Return the listing lines from the first line through the line containing "button[interactable]: h —", inclusive, reproducing each one verbatim.

-- start DATA FOR PROCESSING --

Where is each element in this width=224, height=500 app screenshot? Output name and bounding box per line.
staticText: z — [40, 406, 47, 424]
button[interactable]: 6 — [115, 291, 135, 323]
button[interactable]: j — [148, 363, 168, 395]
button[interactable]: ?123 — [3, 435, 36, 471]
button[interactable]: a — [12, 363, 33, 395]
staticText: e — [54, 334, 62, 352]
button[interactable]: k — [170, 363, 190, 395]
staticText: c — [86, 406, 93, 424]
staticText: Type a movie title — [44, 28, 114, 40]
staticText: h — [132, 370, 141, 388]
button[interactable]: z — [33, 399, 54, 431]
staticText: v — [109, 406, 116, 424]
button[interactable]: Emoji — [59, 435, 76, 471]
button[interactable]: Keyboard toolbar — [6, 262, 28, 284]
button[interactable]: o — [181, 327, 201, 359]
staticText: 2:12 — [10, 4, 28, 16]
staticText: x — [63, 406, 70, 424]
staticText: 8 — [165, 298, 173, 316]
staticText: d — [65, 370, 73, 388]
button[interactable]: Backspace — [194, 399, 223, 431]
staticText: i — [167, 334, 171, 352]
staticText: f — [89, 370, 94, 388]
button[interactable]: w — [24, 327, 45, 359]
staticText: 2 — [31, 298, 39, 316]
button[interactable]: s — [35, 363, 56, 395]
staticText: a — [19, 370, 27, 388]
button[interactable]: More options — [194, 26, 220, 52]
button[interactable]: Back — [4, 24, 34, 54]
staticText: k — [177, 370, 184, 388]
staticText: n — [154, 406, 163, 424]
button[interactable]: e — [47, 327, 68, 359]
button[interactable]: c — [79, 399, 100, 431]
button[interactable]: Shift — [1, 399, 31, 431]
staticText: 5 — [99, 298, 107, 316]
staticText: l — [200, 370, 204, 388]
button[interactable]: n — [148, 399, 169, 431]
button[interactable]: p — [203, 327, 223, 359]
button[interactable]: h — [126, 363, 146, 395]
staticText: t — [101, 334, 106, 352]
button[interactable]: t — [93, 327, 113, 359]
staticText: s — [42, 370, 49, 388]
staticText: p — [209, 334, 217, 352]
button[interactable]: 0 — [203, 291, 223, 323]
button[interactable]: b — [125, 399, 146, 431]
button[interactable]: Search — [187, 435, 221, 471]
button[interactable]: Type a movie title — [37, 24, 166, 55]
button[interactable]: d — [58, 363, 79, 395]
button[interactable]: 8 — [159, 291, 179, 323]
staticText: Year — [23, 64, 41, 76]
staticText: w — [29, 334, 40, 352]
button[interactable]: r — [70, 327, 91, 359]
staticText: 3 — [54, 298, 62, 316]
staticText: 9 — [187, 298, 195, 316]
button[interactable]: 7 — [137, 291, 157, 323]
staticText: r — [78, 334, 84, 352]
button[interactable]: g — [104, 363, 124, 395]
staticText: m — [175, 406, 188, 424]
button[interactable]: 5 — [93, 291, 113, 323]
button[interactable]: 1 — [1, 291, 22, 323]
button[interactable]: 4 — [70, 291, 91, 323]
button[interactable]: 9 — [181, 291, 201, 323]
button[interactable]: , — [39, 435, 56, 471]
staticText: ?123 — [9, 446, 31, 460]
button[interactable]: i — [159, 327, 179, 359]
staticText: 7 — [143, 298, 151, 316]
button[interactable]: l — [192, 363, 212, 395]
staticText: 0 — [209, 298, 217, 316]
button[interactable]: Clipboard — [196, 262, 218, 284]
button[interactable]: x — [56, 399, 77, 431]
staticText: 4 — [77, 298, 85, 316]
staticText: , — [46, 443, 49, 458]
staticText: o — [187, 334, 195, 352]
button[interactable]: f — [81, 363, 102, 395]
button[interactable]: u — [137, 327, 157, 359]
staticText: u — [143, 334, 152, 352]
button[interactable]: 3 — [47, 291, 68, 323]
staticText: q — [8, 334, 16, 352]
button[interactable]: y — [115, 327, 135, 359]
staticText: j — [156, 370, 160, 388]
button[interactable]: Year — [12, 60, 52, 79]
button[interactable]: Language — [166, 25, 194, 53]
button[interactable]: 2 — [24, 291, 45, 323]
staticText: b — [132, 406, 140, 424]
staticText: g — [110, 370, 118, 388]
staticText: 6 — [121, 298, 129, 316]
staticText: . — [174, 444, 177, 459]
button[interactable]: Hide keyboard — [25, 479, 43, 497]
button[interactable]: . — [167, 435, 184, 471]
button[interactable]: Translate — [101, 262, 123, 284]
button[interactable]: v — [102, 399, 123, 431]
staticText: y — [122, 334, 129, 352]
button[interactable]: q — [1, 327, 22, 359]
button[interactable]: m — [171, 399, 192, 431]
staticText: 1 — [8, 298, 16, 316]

-- end DATA FOR PROCESSING --

*ANSWER TO THIS PROBLEM*.
Where is each element in this width=224, height=500 app screenshot? Output name and bounding box per line.
staticText: z — [40, 406, 47, 424]
button[interactable]: 6 — [115, 291, 135, 323]
button[interactable]: j — [148, 363, 168, 395]
button[interactable]: ?123 — [3, 435, 36, 471]
button[interactable]: a — [12, 363, 33, 395]
staticText: e — [54, 334, 62, 352]
button[interactable]: k — [170, 363, 190, 395]
staticText: c — [86, 406, 93, 424]
staticText: Type a movie title — [44, 28, 114, 40]
staticText: h — [132, 370, 141, 388]
button[interactable]: z — [33, 399, 54, 431]
staticText: v — [109, 406, 116, 424]
button[interactable]: Emoji — [59, 435, 76, 471]
button[interactable]: Keyboard toolbar — [6, 262, 28, 284]
button[interactable]: o — [181, 327, 201, 359]
staticText: 2:12 — [10, 4, 28, 16]
staticText: x — [63, 406, 70, 424]
staticText: 8 — [165, 298, 173, 316]
staticText: d — [65, 370, 73, 388]
button[interactable]: Backspace — [194, 399, 223, 431]
staticText: i — [167, 334, 171, 352]
staticText: f — [89, 370, 94, 388]
button[interactable]: w — [24, 327, 45, 359]
staticText: 2 — [31, 298, 39, 316]
button[interactable]: s — [35, 363, 56, 395]
staticText: a — [19, 370, 27, 388]
button[interactable]: More options — [194, 26, 220, 52]
button[interactable]: Back — [4, 24, 34, 54]
staticText: k — [177, 370, 184, 388]
staticText: n — [154, 406, 163, 424]
button[interactable]: e — [47, 327, 68, 359]
button[interactable]: c — [79, 399, 100, 431]
button[interactable]: Shift — [1, 399, 31, 431]
staticText: 5 — [99, 298, 107, 316]
staticText: l — [200, 370, 204, 388]
button[interactable]: n — [148, 399, 169, 431]
button[interactable]: p — [203, 327, 223, 359]
button[interactable]: h — [126, 363, 146, 395]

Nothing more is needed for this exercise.